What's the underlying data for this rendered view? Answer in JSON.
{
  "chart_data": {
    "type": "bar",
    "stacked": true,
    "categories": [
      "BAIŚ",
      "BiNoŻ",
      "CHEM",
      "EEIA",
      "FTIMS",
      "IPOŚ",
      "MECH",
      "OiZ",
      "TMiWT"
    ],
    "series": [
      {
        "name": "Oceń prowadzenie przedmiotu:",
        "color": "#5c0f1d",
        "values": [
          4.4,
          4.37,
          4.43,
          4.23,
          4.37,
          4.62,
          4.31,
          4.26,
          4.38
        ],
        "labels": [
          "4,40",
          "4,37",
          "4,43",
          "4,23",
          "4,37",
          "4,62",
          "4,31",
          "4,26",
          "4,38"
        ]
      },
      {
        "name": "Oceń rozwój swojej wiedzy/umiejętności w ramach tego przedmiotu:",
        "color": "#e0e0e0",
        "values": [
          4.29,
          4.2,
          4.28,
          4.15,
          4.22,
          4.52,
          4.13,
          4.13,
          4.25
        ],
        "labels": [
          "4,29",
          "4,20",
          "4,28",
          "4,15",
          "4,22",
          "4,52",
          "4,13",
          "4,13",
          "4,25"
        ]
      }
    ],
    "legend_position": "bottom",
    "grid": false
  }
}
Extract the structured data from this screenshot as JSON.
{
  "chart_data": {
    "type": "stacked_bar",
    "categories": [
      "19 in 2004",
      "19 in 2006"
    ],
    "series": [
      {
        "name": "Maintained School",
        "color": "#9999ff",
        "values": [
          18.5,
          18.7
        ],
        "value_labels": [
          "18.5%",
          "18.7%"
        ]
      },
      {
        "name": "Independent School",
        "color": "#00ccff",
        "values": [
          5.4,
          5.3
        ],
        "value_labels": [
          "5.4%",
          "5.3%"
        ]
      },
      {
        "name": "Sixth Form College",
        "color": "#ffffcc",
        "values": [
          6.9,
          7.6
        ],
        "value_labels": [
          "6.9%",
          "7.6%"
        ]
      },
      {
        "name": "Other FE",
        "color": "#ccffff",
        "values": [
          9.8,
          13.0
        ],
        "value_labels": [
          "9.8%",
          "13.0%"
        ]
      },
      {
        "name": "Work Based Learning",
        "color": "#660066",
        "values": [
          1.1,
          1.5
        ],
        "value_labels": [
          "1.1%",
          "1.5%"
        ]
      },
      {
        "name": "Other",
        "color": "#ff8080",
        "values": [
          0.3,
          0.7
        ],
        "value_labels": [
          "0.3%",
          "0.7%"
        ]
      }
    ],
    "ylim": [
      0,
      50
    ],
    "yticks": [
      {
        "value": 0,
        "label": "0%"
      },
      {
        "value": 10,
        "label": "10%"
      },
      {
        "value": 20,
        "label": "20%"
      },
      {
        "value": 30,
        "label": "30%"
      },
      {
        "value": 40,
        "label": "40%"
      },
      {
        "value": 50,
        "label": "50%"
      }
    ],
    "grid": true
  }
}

# What needs to be done:
The records above are to be repeated exactly, in their entirety.

# Answer to the problem:
What's the underlying data for this rendered view? Answer in JSON.
{
  "chart_data": {
    "type": "bar",
    "stacked": true,
    "categories": [
      "BAIŚ",
      "BiNoŻ",
      "CHEM",
      "EEIA",
      "FTIMS",
      "IPOŚ",
      "MECH",
      "OiZ",
      "TMiWT"
    ],
    "series": [
      {
        "name": "Oceń prowadzenie przedmiotu:",
        "color": "#5c0f1d",
        "values": [
          4.4,
          4.37,
          4.43,
          4.23,
          4.37,
          4.62,
          4.31,
          4.26,
          4.38
        ],
        "labels": [
          "4,40",
          "4,37",
          "4,43",
          "4,23",
          "4,37",
          "4,62",
          "4,31",
          "4,26",
          "4,38"
        ]
      },
      {
        "name": "Oceń rozwój swojej wiedzy/umiejętności w ramach tego przedmiotu:",
        "color": "#e0e0e0",
        "values": [
          4.29,
          4.2,
          4.28,
          4.15,
          4.22,
          4.52,
          4.13,
          4.13,
          4.25
        ],
        "labels": [
          "4,29",
          "4,20",
          "4,28",
          "4,15",
          "4,22",
          "4,52",
          "4,13",
          "4,13",
          "4,25"
        ]
      }
    ],
    "legend_position": "bottom",
    "grid": false
  }
}
Extract the structured data from this screenshot as JSON.
{
  "chart_data": {
    "type": "stacked_bar",
    "categories": [
      "19 in 2004",
      "19 in 2006"
    ],
    "series": [
      {
        "name": "Maintained School",
        "color": "#9999ff",
        "values": [
          18.5,
          18.7
        ],
        "value_labels": [
          "18.5%",
          "18.7%"
        ]
      },
      {
        "name": "Independent School",
        "color": "#00ccff",
        "values": [
          5.4,
          5.3
        ],
        "value_labels": [
          "5.4%",
          "5.3%"
        ]
      },
      {
        "name": "Sixth Form College",
        "color": "#ffffcc",
        "values": [
          6.9,
          7.6
        ],
        "value_labels": [
          "6.9%",
          "7.6%"
        ]
      },
      {
        "name": "Other FE",
        "color": "#ccffff",
        "values": [
          9.8,
          13.0
        ],
        "value_labels": [
          "9.8%",
          "13.0%"
        ]
      },
      {
        "name": "Work Based Learning",
        "color": "#660066",
        "values": [
          1.1,
          1.5
        ],
        "value_labels": [
          "1.1%",
          "1.5%"
        ]
      },
      {
        "name": "Other",
        "color": "#ff8080",
        "values": [
          0.3,
          0.7
        ],
        "value_labels": [
          "0.3%",
          "0.7%"
        ]
      }
    ],
    "ylim": [
      0,
      50
    ],
    "yticks": [
      {
        "value": 0,
        "label": "0%"
      },
      {
        "value": 10,
        "label": "10%"
      },
      {
        "value": 20,
        "label": "20%"
      },
      {
        "value": 30,
        "label": "30%"
      },
      {
        "value": 40,
        "label": "40%"
      },
      {
        "value": 50,
        "label": "50%"
      }
    ],
    "grid": true
  }
}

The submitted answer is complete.